■ WORK TO BE COMPLETED
Select the lines that hold the word "nitrogen" and copy each one.

>> start DATA LISTING

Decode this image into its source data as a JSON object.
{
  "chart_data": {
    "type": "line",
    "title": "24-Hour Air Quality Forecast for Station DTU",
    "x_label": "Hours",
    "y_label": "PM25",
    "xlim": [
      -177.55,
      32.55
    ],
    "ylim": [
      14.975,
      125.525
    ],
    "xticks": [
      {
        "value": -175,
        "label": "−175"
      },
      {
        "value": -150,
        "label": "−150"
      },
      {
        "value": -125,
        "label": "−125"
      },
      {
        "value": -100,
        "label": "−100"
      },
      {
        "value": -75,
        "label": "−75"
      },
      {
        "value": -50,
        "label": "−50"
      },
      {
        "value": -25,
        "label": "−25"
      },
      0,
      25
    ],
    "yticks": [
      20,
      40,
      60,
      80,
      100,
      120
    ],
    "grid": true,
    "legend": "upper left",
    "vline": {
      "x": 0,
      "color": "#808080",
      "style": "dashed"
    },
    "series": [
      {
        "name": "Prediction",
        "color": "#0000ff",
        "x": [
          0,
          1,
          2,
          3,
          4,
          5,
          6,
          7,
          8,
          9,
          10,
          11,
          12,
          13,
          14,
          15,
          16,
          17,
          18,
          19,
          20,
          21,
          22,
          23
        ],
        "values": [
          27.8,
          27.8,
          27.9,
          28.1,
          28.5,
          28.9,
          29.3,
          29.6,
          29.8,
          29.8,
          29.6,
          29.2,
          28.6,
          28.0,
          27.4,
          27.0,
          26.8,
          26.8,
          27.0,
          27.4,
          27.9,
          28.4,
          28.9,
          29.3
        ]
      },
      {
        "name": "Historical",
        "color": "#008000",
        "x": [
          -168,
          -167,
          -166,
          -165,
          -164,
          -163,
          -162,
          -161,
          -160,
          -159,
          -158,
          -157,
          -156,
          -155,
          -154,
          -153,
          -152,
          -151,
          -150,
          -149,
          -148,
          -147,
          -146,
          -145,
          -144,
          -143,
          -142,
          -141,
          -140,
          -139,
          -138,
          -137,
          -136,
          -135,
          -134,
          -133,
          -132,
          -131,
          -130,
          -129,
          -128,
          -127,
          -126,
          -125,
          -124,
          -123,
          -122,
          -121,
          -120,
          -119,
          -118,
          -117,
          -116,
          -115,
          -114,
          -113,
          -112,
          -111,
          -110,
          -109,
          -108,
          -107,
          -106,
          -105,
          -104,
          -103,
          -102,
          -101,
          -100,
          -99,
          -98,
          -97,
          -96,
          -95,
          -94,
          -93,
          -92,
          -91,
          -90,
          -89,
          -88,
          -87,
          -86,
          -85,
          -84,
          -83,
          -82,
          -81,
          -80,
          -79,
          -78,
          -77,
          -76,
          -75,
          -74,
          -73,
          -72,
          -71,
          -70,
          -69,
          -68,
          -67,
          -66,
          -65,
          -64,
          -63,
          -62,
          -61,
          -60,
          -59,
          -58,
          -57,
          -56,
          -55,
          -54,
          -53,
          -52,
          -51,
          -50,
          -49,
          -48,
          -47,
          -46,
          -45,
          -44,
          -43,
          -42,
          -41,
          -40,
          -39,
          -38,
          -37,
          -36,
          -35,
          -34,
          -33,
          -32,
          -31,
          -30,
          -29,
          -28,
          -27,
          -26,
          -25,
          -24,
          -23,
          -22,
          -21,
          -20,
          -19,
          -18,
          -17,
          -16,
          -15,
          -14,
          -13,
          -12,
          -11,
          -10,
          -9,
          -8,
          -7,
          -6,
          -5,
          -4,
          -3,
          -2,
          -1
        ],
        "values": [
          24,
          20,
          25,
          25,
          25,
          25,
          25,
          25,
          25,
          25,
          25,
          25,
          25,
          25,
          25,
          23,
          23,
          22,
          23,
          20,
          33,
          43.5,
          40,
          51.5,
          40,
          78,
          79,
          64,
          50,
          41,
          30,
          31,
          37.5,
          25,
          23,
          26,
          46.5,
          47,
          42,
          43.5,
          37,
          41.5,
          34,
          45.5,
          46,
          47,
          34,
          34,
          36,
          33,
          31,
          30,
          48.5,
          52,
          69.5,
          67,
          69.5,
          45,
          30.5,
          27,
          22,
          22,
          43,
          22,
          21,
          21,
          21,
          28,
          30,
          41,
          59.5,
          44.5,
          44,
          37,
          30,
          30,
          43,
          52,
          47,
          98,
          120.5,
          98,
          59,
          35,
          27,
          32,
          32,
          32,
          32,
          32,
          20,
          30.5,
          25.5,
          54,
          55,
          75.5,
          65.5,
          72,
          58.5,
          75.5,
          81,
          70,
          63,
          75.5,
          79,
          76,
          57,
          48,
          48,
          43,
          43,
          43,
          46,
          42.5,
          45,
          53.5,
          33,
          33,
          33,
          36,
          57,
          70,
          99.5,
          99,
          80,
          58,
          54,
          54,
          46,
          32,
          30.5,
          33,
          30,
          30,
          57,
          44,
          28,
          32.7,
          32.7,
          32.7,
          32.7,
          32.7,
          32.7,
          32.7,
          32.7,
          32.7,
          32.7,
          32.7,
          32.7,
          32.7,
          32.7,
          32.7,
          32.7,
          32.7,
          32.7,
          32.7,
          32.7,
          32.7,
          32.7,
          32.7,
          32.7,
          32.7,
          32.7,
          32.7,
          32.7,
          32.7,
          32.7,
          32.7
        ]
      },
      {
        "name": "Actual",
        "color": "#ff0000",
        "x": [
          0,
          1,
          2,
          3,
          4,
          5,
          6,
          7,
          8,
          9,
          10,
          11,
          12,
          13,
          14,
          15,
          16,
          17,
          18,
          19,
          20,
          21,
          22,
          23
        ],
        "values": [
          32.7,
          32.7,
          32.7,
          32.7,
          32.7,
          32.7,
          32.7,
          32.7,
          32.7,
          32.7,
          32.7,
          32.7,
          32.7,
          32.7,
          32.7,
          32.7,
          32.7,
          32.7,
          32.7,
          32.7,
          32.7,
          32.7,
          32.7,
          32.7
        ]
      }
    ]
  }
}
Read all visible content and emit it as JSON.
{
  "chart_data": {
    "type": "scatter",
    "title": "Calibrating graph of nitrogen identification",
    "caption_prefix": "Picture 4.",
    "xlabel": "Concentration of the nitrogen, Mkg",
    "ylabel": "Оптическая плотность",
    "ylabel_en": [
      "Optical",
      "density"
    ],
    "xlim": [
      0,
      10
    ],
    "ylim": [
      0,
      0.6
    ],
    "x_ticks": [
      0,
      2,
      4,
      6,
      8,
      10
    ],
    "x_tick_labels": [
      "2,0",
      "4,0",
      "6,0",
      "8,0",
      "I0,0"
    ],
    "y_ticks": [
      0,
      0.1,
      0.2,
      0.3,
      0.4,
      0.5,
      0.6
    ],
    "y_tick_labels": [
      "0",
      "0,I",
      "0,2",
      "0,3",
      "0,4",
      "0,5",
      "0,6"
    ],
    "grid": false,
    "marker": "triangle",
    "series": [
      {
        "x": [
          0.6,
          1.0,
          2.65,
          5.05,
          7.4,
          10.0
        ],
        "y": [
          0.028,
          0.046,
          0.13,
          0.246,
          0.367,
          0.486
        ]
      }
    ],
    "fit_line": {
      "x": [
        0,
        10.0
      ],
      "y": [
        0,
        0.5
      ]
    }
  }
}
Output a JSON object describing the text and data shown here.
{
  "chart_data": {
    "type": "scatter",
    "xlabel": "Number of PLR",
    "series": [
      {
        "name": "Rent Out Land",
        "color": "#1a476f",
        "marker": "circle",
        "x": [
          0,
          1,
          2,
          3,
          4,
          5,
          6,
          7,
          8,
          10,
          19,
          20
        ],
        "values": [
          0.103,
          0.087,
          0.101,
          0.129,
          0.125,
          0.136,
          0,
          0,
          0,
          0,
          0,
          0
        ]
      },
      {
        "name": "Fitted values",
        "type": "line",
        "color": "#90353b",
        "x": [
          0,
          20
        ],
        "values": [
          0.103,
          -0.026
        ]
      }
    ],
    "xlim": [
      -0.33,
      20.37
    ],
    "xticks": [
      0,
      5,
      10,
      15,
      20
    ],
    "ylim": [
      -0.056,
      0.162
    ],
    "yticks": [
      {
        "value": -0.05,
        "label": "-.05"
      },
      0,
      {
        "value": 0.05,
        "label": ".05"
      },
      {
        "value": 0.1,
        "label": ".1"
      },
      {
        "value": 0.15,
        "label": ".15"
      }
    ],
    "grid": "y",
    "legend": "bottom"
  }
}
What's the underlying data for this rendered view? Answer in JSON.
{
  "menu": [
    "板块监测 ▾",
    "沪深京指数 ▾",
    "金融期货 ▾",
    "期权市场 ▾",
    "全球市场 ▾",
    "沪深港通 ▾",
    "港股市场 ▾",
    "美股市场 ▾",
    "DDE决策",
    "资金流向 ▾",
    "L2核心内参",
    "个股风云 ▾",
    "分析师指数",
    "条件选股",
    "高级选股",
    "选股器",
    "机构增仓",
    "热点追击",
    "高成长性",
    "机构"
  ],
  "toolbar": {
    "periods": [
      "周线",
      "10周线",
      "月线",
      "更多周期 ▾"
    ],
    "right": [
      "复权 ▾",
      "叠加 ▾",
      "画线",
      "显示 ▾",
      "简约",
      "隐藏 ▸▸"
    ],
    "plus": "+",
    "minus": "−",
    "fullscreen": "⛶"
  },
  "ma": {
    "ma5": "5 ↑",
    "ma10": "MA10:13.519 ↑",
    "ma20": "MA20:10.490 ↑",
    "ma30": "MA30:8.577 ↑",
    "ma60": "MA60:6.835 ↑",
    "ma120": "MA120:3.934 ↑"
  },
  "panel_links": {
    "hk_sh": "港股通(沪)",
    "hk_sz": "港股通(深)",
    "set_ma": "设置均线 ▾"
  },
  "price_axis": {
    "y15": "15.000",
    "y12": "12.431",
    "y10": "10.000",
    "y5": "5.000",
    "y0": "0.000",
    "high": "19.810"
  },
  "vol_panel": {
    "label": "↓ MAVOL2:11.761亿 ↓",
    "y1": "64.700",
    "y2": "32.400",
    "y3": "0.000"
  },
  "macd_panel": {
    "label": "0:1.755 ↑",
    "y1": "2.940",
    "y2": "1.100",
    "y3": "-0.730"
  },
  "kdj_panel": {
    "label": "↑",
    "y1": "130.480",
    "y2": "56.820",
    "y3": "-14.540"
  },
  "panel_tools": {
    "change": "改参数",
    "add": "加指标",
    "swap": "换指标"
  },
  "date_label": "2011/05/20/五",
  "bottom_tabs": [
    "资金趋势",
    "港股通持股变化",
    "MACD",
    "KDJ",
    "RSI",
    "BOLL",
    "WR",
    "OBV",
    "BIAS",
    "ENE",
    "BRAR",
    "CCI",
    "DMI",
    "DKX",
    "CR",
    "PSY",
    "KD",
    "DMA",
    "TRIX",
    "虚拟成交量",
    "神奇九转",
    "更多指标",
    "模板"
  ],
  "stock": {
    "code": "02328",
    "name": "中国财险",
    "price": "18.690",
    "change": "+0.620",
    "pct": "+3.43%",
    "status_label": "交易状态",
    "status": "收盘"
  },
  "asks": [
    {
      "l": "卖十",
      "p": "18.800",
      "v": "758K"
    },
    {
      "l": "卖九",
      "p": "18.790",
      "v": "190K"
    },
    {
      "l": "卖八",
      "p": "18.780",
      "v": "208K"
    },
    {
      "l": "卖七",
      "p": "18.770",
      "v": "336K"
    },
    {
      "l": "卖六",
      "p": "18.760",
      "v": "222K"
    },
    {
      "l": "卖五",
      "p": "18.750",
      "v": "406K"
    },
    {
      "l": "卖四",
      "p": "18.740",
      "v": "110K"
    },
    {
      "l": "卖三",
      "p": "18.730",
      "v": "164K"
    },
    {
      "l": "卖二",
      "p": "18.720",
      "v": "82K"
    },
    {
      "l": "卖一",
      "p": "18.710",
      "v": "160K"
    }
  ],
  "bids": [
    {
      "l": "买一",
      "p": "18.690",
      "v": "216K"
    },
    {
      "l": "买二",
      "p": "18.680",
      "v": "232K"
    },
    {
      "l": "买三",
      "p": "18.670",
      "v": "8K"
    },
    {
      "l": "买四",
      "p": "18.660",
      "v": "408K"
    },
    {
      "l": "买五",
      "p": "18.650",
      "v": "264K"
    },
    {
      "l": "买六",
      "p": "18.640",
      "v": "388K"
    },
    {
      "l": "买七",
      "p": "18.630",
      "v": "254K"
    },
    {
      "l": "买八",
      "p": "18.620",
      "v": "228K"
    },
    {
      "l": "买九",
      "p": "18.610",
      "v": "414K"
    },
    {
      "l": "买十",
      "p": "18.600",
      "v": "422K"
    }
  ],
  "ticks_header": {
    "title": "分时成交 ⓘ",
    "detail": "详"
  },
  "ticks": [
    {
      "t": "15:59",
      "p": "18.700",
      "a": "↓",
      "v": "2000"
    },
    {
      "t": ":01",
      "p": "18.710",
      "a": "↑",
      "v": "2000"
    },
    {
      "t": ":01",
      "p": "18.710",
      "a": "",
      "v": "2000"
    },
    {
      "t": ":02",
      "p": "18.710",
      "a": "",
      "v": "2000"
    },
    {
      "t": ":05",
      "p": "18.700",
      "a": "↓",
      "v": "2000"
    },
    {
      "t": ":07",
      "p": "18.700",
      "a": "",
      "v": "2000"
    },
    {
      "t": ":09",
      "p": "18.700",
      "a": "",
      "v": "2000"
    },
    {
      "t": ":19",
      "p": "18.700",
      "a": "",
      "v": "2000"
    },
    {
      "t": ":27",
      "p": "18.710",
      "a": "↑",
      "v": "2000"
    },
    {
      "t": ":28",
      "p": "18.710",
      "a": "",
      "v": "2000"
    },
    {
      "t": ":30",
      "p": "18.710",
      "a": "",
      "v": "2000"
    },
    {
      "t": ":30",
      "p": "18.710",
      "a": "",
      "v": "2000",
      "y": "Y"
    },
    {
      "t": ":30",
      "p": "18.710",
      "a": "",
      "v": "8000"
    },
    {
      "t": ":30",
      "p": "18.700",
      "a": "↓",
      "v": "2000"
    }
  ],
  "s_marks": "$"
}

>> end DATA LISTING

■ FINISHED EXERCISE
    "title": "Calibrating graph of nitrogen identification",
    "xlabel": "Concentration of the nitrogen, Mkg",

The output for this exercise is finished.